- [THE REQUEST]:
Reply with one number: the count of lines in the listing that contain the string "Desirability".

--- Begin ---

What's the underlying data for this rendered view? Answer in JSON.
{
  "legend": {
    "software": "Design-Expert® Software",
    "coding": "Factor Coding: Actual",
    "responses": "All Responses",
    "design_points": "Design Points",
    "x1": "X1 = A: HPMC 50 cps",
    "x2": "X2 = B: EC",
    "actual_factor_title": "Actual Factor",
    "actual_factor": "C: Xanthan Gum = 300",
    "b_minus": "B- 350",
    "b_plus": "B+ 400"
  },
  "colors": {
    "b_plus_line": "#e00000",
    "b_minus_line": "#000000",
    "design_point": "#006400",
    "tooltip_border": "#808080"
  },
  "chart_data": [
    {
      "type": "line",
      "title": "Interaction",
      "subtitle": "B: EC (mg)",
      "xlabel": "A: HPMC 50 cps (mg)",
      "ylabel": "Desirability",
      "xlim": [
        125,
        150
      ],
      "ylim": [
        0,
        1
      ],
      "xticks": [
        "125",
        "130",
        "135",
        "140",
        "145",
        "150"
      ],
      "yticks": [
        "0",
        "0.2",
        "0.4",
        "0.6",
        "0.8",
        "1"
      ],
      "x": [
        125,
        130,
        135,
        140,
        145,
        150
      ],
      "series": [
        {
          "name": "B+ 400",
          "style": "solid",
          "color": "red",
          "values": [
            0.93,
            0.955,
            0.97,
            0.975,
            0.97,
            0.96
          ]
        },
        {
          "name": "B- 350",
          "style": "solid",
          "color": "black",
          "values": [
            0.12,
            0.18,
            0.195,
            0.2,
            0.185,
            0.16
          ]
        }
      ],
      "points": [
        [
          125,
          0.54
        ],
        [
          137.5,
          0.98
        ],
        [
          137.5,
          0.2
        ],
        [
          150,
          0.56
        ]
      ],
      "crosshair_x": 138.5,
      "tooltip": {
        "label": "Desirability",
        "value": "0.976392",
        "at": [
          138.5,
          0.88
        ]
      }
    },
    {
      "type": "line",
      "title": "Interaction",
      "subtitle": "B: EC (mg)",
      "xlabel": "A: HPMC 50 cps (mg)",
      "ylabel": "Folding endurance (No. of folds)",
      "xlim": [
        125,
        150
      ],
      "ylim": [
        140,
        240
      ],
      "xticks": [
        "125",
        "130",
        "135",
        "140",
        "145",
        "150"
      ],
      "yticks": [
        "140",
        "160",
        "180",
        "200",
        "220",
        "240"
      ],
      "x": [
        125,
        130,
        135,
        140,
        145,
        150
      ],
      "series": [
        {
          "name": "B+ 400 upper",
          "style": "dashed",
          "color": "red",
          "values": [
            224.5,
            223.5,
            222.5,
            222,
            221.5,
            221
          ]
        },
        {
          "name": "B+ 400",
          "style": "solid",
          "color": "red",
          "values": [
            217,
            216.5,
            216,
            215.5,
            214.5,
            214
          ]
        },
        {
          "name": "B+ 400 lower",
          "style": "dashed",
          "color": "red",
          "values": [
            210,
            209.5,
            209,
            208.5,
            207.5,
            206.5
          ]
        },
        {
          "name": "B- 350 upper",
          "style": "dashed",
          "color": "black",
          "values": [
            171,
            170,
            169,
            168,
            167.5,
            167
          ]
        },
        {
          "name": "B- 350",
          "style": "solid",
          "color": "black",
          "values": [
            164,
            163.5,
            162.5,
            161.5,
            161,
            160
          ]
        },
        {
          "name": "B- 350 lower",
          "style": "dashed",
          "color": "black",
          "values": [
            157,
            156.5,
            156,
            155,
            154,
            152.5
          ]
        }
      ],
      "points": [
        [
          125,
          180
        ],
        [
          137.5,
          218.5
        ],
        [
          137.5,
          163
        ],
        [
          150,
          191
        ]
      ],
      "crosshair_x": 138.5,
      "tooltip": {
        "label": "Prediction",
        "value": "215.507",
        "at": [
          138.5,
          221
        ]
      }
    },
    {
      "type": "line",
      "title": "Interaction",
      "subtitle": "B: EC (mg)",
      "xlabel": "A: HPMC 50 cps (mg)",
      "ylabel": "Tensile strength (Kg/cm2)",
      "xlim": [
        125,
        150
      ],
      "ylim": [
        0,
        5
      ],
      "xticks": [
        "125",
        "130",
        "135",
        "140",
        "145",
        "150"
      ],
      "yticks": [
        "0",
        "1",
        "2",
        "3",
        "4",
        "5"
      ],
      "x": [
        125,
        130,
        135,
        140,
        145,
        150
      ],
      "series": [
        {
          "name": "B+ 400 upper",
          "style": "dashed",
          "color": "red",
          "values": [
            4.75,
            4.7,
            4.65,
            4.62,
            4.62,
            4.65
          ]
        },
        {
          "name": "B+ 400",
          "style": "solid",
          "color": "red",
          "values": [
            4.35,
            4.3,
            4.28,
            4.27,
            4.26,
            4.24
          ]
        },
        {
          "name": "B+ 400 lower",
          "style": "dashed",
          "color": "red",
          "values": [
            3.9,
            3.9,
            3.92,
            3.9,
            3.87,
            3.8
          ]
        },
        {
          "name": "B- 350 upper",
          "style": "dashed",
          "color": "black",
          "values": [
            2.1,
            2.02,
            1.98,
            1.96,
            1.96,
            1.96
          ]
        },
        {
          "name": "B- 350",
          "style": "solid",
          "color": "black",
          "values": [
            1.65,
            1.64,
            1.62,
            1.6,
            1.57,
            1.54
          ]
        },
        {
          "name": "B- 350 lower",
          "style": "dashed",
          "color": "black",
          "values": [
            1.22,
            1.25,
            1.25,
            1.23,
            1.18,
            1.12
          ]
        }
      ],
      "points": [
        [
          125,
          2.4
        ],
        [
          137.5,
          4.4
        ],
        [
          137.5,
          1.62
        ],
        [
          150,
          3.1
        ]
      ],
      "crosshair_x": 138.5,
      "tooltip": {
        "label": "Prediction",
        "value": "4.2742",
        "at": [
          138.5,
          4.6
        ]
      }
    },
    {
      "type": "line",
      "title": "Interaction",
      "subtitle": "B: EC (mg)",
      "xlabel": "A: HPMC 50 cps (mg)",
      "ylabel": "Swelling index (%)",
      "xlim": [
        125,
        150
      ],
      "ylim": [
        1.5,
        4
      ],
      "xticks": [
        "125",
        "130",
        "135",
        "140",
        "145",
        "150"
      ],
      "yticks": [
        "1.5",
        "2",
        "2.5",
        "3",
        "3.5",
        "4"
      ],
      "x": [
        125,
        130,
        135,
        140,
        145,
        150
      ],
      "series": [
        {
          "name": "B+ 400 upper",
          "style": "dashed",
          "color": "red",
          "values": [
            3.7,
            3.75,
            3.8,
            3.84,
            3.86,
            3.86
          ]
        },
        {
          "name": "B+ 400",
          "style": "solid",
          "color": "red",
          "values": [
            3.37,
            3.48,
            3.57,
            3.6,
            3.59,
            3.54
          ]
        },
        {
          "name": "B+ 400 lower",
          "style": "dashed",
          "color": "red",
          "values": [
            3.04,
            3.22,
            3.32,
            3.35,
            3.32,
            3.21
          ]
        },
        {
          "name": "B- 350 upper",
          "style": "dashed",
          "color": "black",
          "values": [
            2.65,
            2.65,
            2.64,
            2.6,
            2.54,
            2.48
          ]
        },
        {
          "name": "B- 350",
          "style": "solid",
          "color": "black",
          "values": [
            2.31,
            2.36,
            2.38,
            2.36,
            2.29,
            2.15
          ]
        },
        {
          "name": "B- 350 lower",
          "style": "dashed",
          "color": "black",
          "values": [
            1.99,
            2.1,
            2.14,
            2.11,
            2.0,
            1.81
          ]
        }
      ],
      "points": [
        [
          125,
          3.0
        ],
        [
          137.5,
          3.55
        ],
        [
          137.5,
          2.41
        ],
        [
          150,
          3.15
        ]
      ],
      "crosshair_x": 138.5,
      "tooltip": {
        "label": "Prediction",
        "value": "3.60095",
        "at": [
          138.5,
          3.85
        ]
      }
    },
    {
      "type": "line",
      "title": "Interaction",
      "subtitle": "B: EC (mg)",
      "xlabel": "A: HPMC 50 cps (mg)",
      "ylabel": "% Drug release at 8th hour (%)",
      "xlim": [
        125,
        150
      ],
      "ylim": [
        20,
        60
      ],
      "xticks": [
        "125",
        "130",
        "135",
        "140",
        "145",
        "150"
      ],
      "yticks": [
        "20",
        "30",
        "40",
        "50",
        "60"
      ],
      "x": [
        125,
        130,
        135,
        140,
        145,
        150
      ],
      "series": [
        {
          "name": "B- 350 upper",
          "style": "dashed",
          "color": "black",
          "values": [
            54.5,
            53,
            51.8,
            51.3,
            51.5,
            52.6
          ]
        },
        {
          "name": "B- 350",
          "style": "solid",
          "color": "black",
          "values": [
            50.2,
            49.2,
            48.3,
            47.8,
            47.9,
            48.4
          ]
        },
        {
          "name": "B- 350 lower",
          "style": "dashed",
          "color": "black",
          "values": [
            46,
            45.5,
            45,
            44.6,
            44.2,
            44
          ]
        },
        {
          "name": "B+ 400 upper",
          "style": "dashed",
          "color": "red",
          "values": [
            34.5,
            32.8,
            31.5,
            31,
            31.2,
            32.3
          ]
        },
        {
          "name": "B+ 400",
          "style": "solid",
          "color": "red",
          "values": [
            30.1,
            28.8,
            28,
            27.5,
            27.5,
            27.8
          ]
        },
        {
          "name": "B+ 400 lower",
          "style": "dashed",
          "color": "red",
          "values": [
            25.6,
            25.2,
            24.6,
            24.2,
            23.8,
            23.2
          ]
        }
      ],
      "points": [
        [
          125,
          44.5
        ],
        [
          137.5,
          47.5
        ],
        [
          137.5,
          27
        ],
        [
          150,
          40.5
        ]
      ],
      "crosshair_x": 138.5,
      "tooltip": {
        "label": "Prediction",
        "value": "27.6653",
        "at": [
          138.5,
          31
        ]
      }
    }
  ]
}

--- End ---

- [ANSWER TO THE PROBLEM]:
2